=== TO BE DONE ===
Repeat the material below exactly, with no pictures.

=== Data records ===
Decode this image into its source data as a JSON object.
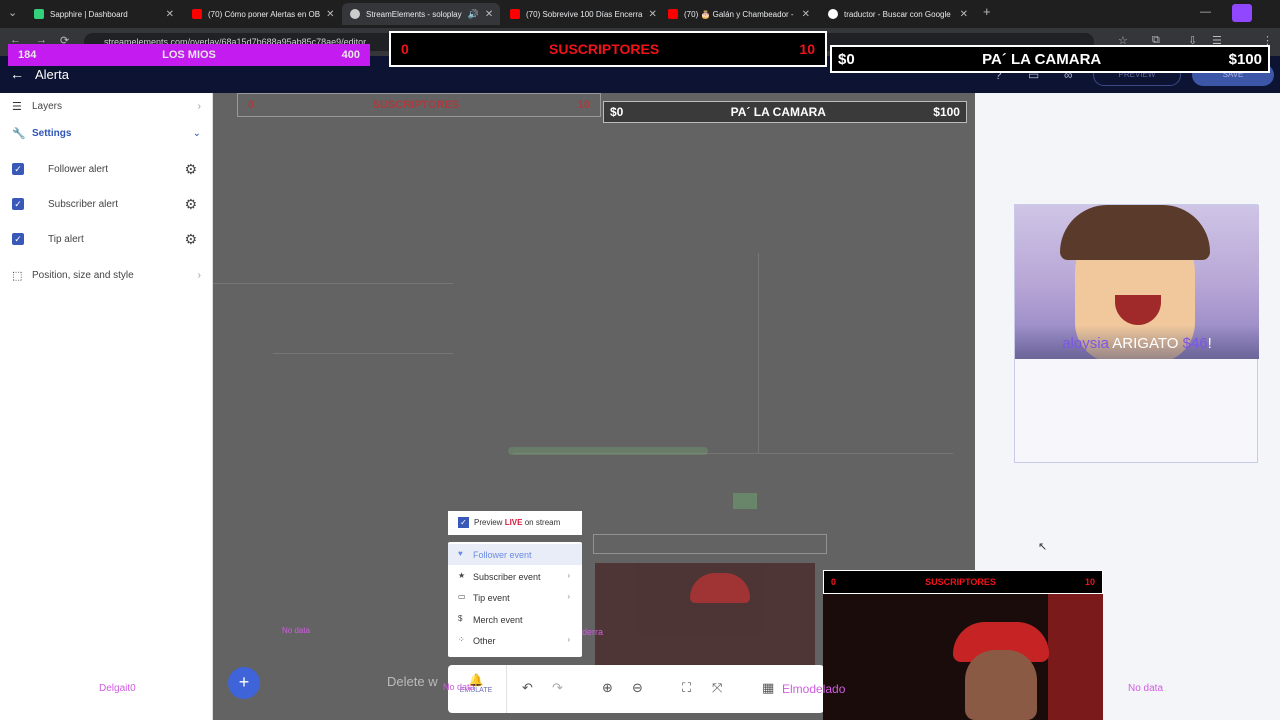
{
  "browser": {
    "tabs": [
      {
        "title": "Sapphire | Dashboard",
        "color": "#3a8ee6"
      },
      {
        "title": "(70) Cómo poner Alertas en OB",
        "color": "#ff0000"
      },
      {
        "title": "StreamElements - soloplay",
        "color": "#cccccc"
      },
      {
        "title": "(70) Sobrevive 100 Días Encerra",
        "color": "#ff0000"
      },
      {
        "title": "(70) 🎂 Galán y Chambeador -",
        "color": "#ff0000"
      },
      {
        "title": "traductor - Buscar con Google",
        "color": "#ffffff"
      }
    ],
    "url": "streamelements.com/overlay/68a15d7b688a95ab85c78ae9/editor"
  },
  "header": {
    "title": "Alerta",
    "preview_label": "PREVIEW",
    "save_label": "SAVE"
  },
  "sidebar": {
    "layers": "Layers",
    "settings": "Settings",
    "items": [
      {
        "label": "Follower alert"
      },
      {
        "label": "Subscriber alert"
      },
      {
        "label": "Tip alert"
      }
    ],
    "position": "Position, size and style"
  },
  "overlay": {
    "sub_goal": {
      "current": "0",
      "label": "SUSCRIPTORES",
      "target": "10"
    },
    "money_goal": {
      "current": "$0",
      "label": "PA´ LA CAMARA",
      "target": "$100"
    },
    "left_goal": {
      "current": "184",
      "label": "LOS MIOS",
      "target": "400"
    }
  },
  "menu": {
    "preview_live_prefix": "Preview",
    "preview_live_bold": "LIVE",
    "preview_live_suffix": "on stream",
    "events": [
      {
        "label": "Follower event",
        "icon": "heart-icon",
        "has_sub": false
      },
      {
        "label": "Subscriber event",
        "icon": "star-icon",
        "has_sub": true
      },
      {
        "label": "Tip event",
        "icon": "card-icon",
        "has_sub": true
      },
      {
        "label": "Merch event",
        "icon": "dollar-icon",
        "has_sub": false
      },
      {
        "label": "Other",
        "icon": "dots-icon",
        "has_sub": true
      }
    ]
  },
  "toolbar": {
    "emulate": "EMULATE",
    "delete_hint": "Delete w"
  },
  "alert_preview": {
    "username": "aloysia",
    "text": "ARIGATO",
    "amount": "$46",
    "bang": "!"
  },
  "overlay_labels": {
    "nodata_left": "No data",
    "nodata_mid": "No data",
    "nodata_right": "No data",
    "name_left": "Delgait0",
    "name_mid": "Elmodelado",
    "name_cam": "derra"
  },
  "colors": {
    "accent": "#3959b8",
    "sub_red": "#f1131a",
    "purple_label": "#c84fe0",
    "header_bg": "#0d1433"
  }
}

=== WRITTEN ANSWER ===
Decode this image into its source data as a JSON object.
{
  "browser": {
    "tabs": [
      {
        "title": "Sapphire | Dashboard",
        "color": "#3a8ee6"
      },
      {
        "title": "(70) Cómo poner Alertas en OB",
        "color": "#ff0000"
      },
      {
        "title": "StreamElements - soloplay",
        "color": "#cccccc"
      },
      {
        "title": "(70) Sobrevive 100 Días Encerra",
        "color": "#ff0000"
      },
      {
        "title": "(70) 🎂 Galán y Chambeador -",
        "color": "#ff0000"
      },
      {
        "title": "traductor - Buscar con Google",
        "color": "#ffffff"
      }
    ],
    "url": "streamelements.com/overlay/68a15d7b688a95ab85c78ae9/editor"
  },
  "header": {
    "title": "Alerta",
    "preview_label": "PREVIEW",
    "save_label": "SAVE"
  },
  "sidebar": {
    "layers": "Layers",
    "settings": "Settings",
    "items": [
      {
        "label": "Follower alert"
      },
      {
        "label": "Subscriber alert"
      },
      {
        "label": "Tip alert"
      }
    ],
    "position": "Position, size and style"
  },
  "overlay": {
    "sub_goal": {
      "current": "0",
      "label": "SUSCRIPTORES",
      "target": "10"
    },
    "money_goal": {
      "current": "$0",
      "label": "PA´ LA CAMARA",
      "target": "$100"
    },
    "left_goal": {
      "current": "184",
      "label": "LOS MIOS",
      "target": "400"
    }
  },
  "menu": {
    "preview_live_prefix": "Preview",
    "preview_live_bold": "LIVE",
    "preview_live_suffix": "on stream",
    "events": [
      {
        "label": "Follower event",
        "icon": "heart-icon",
        "has_sub": false
      },
      {
        "label": "Subscriber event",
        "icon": "star-icon",
        "has_sub": true
      },
      {
        "label": "Tip event",
        "icon": "card-icon",
        "has_sub": true
      },
      {
        "label": "Merch event",
        "icon": "dollar-icon",
        "has_sub": false
      },
      {
        "label": "Other",
        "icon": "dots-icon",
        "has_sub": true
      }
    ]
  },
  "toolbar": {
    "emulate": "EMULATE",
    "delete_hint": "Delete w"
  },
  "alert_preview": {
    "username": "aloysia",
    "text": "ARIGATO",
    "amount": "$46",
    "bang": "!"
  },
  "overlay_labels": {
    "nodata_left": "No data",
    "nodata_mid": "No data",
    "nodata_right": "No data",
    "name_left": "Delgait0",
    "name_mid": "Elmodelado",
    "name_cam": "derra"
  },
  "colors": {
    "accent": "#3959b8",
    "sub_red": "#f1131a",
    "purple_label": "#c84fe0",
    "header_bg": "#0d1433"
  }
}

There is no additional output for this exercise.